What to work on: Will you write out all the entries below exactly?

**********

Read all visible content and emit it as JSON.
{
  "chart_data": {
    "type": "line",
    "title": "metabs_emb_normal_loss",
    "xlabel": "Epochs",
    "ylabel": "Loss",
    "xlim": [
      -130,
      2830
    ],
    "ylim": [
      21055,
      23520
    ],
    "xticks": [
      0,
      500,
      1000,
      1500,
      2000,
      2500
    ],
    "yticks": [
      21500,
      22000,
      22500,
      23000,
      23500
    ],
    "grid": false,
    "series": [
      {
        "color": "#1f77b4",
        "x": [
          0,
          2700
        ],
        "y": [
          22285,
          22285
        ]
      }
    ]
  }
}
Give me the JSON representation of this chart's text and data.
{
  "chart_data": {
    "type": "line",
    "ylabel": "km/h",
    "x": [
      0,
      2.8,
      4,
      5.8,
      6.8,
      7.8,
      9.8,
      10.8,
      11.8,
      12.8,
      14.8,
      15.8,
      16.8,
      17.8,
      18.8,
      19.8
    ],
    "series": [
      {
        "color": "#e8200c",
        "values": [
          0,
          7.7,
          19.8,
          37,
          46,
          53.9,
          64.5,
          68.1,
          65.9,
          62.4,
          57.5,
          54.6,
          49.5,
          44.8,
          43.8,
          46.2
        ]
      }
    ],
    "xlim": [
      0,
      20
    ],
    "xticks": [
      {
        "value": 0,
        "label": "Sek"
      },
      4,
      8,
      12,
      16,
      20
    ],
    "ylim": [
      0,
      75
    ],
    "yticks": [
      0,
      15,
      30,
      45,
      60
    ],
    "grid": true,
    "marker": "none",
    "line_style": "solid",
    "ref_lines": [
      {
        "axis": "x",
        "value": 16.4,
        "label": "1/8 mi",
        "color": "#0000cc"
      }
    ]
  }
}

**********

Reply:
Read all visible content and emit it as JSON.
{
  "chart_data": {
    "type": "line",
    "title": "metabs_emb_normal_loss",
    "xlabel": "Epochs",
    "ylabel": "Loss",
    "xlim": [
      -130,
      2830
    ],
    "ylim": [
      21055,
      23520
    ],
    "xticks": [
      0,
      500,
      1000,
      1500,
      2000,
      2500
    ],
    "yticks": [
      21500,
      22000,
      22500,
      23000,
      23500
    ],
    "grid": false,
    "series": [
      {
        "color": "#1f77b4",
        "x": [
          0,
          2700
        ],
        "y": [
          22285,
          22285
        ]
      }
    ]
  }
}
Give me the JSON representation of this chart's text and data.
{
  "chart_data": {
    "type": "line",
    "ylabel": "km/h",
    "x": [
      0,
      2.8,
      4,
      5.8,
      6.8,
      7.8,
      9.8,
      10.8,
      11.8,
      12.8,
      14.8,
      15.8,
      16.8,
      17.8,
      18.8,
      19.8
    ],
    "series": [
      {
        "color": "#e8200c",
        "values": [
          0,
          7.7,
          19.8,
          37,
          46,
          53.9,
          64.5,
          68.1,
          65.9,
          62.4,
          57.5,
          54.6,
          49.5,
          44.8,
          43.8,
          46.2
        ]
      }
    ],
    "xlim": [
      0,
      20
    ],
    "xticks": [
      {
        "value": 0,
        "label": "Sek"
      },
      4,
      8,
      12,
      16,
      20
    ],
    "ylim": [
      0,
      75
    ],
    "yticks": [
      0,
      15,
      30,
      45,
      60
    ],
    "grid": true,
    "marker": "none",
    "line_style": "solid",
    "ref_lines": [
      {
        "axis": "x",
        "value": 16.4,
        "label": "1/8 mi",
        "color": "#0000cc"
      }
    ]
  }
}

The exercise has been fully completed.